(Dataset entries)
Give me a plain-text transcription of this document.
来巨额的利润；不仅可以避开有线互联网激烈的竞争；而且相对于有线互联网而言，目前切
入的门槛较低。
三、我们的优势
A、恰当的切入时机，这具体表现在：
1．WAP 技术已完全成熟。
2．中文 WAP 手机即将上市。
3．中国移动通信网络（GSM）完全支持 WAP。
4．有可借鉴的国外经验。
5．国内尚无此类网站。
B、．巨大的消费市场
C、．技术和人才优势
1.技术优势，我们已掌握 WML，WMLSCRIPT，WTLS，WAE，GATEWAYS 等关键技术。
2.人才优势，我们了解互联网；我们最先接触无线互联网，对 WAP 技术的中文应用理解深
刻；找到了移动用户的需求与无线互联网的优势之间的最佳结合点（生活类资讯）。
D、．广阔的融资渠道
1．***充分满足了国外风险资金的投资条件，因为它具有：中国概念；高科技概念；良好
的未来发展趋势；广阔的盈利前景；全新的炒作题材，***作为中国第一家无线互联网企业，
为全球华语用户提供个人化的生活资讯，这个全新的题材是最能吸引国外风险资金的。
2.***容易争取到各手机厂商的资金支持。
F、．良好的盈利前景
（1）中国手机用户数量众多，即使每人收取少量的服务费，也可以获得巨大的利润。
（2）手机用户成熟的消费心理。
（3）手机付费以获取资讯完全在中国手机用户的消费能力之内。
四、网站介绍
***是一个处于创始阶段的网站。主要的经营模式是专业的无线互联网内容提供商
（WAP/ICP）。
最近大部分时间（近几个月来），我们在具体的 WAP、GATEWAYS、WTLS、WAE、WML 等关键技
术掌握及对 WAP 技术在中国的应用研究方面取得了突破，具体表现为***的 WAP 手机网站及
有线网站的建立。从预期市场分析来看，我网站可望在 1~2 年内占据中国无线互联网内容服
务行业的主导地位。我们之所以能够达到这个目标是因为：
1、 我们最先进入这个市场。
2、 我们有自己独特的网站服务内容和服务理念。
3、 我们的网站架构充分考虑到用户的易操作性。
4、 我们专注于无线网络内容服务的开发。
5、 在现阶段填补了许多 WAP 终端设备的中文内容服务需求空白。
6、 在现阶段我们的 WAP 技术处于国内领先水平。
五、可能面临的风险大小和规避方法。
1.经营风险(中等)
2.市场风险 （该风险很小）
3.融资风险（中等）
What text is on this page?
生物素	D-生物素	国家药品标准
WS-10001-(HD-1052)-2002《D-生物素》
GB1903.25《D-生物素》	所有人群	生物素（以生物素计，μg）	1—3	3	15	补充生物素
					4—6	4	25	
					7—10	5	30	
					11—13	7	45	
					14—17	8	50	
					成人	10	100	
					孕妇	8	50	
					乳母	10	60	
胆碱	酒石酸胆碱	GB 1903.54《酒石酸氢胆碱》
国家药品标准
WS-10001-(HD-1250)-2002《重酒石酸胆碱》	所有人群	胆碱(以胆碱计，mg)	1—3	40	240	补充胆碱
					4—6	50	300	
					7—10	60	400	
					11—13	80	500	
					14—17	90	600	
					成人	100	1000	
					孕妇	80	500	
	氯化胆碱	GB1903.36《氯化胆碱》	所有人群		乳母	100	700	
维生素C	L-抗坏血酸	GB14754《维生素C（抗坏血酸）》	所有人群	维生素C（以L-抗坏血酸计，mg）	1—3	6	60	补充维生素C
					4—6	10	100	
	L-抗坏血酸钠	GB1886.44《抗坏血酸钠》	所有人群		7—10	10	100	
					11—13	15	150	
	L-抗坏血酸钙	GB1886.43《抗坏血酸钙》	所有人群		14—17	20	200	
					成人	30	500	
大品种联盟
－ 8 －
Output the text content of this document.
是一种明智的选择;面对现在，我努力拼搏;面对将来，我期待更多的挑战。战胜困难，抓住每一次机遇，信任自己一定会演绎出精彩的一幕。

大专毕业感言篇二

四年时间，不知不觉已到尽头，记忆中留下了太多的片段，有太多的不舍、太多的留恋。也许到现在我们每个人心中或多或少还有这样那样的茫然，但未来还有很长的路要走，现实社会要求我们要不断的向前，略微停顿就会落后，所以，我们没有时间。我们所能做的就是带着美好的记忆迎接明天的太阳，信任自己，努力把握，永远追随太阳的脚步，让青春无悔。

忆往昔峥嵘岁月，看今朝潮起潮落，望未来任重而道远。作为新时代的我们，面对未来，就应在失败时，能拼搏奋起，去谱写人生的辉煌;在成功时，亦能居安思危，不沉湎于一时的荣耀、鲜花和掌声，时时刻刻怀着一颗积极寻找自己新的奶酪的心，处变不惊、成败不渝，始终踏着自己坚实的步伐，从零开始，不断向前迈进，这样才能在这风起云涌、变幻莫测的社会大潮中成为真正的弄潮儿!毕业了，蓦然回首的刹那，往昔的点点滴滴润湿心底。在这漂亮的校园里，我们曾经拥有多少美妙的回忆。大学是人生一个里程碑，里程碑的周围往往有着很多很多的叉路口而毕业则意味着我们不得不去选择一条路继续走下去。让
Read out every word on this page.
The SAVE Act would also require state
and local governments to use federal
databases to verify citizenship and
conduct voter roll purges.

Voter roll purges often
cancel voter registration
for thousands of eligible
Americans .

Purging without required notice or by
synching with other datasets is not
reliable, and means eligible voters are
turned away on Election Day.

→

Problem description — The full set of records should be duplicated exactly.

Solution below —
Give me a plain-text transcription of this document.
来巨额的利润；不仅可以避开有线互联网激烈的竞争；而且相对于有线互联网而言，目前切
入的门槛较低。
三、我们的优势
A、恰当的切入时机，这具体表现在：
1．WAP 技术已完全成熟。
2．中文 WAP 手机即将上市。
3．中国移动通信网络（GSM）完全支持 WAP。
4．有可借鉴的国外经验。
5．国内尚无此类网站。
B、．巨大的消费市场
C、．技术和人才优势
1.技术优势，我们已掌握 WML，WMLSCRIPT，WTLS，WAE，GATEWAYS 等关键技术。
2.人才优势，我们了解互联网；我们最先接触无线互联网，对 WAP 技术的中文应用理解深
刻；找到了移动用户的需求与无线互联网的优势之间的最佳结合点（生活类资讯）。
D、．广阔的融资渠道
1．***充分满足了国外风险资金的投资条件，因为它具有：中国概念；高科技概念；良好
的未来发展趋势；广阔的盈利前景；全新的炒作题材，***作为中国第一家无线互联网企业，
为全球华语用户提供个人化的生活资讯，这个全新的题材是最能吸引国外风险资金的。
2.***容易争取到各手机厂商的资金支持。
F、．良好的盈利前景
（1）中国手机用户数量众多，即使每人收取少量的服务费，也可以获得巨大的利润。
（2）手机用户成熟的消费心理。
（3）手机付费以获取资讯完全在中国手机用户的消费能力之内。
四、网站介绍
***是一个处于创始阶段的网站。主要的经营模式是专业的无线互联网内容提供商
（WAP/ICP）。
最近大部分时间（近几个月来），我们在具体的 WAP、GATEWAYS、WTLS、WAE、WML 等关键技
术掌握及对 WAP 技术在中国的应用研究方面取得了突破，具体表现为***的 WAP 手机网站及
有线网站的建立。从预期市场分析来看，我网站可望在 1~2 年内占据中国无线互联网内容服
务行业的主导地位。我们之所以能够达到这个目标是因为：
1、 我们最先进入这个市场。
2、 我们有自己独特的网站服务内容和服务理念。
3、 我们的网站架构充分考虑到用户的易操作性。
4、 我们专注于无线网络内容服务的开发。
5、 在现阶段填补了许多 WAP 终端设备的中文内容服务需求空白。
6、 在现阶段我们的 WAP 技术处于国内领先水平。
五、可能面临的风险大小和规避方法。
1.经营风险(中等)
2.市场风险 （该风险很小）
3.融资风险（中等）
What text is on this page?
生物素	D-生物素	国家药品标准
WS-10001-(HD-1052)-2002《D-生物素》
GB1903.25《D-生物素》	所有人群	生物素（以生物素计，μg）	1—3	3	15	补充生物素
					4—6	4	25	
					7—10	5	30	
					11—13	7	45	
					14—17	8	50	
					成人	10	100	
					孕妇	8	50	
					乳母	10	60	
胆碱	酒石酸胆碱	GB 1903.54《酒石酸氢胆碱》
国家药品标准
WS-10001-(HD-1250)-2002《重酒石酸胆碱》	所有人群	胆碱(以胆碱计，mg)	1—3	40	240	补充胆碱
					4—6	50	300	
					7—10	60	400	
					11—13	80	500	
					14—17	90	600	
					成人	100	1000	
					孕妇	80	500	
	氯化胆碱	GB1903.36《氯化胆碱》	所有人群		乳母	100	700	
维生素C	L-抗坏血酸	GB14754《维生素C（抗坏血酸）》	所有人群	维生素C（以L-抗坏血酸计，mg）	1—3	6	60	补充维生素C
					4—6	10	100	
	L-抗坏血酸钠	GB1886.44《抗坏血酸钠》	所有人群		7—10	10	100	
					11—13	15	150	
	L-抗坏血酸钙	GB1886.43《抗坏血酸钙》	所有人群		14—17	20	200	
					成人	30	500	
大品种联盟
－ 8 －
Output the text content of this document.
是一种明智的选择;面对现在，我努力拼搏;面对将来，我期待更多的挑战。战胜困难，抓住每一次机遇，信任自己一定会演绎出精彩的一幕。

大专毕业感言篇二

四年时间，不知不觉已到尽头，记忆中留下了太多的片段，有太多的不舍、太多的留恋。也许到现在我们每个人心中或多或少还有这样那样的茫然，但未来还有很长的路要走，现实社会要求我们要不断的向前，略微停顿就会落后，所以，我们没有时间。我们所能做的就是带着美好的记忆迎接明天的太阳，信任自己，努力把握，永远追随太阳的脚步，让青春无悔。

忆往昔峥嵘岁月，看今朝潮起潮落，望未来任重而道远。作为新时代的我们，面对未来，就应在失败时，能拼搏奋起，去谱写人生的辉煌;在成功时，亦能居安思危，不沉湎于一时的荣耀、鲜花和掌声，时时刻刻怀着一颗积极寻找自己新的奶酪的心，处变不惊、成败不渝，始终踏着自己坚实的步伐，从零开始，不断向前迈进，这样才能在这风起云涌、变幻莫测的社会大潮中成为真正的弄潮儿!毕业了，蓦然回首的刹那，往昔的点点滴滴润湿心底。在这漂亮的校园里，我们曾经拥有多少美妙的回忆。大学是人生一个里程碑，里程碑的周围往往有着很多很多的叉路口而毕业则意味着我们不得不去选择一条路继续走下去。让
Read out every word on this page.
The SAVE Act would also require state
and local governments to use federal
databases to verify citizenship and
conduct voter roll purges.

Voter roll purges often
cancel voter registration
for thousands of eligible
Americans .

Purging without required notice or by
synching with other datasets is not
reliable, and means eligible voters are
turned away on Election Day.

→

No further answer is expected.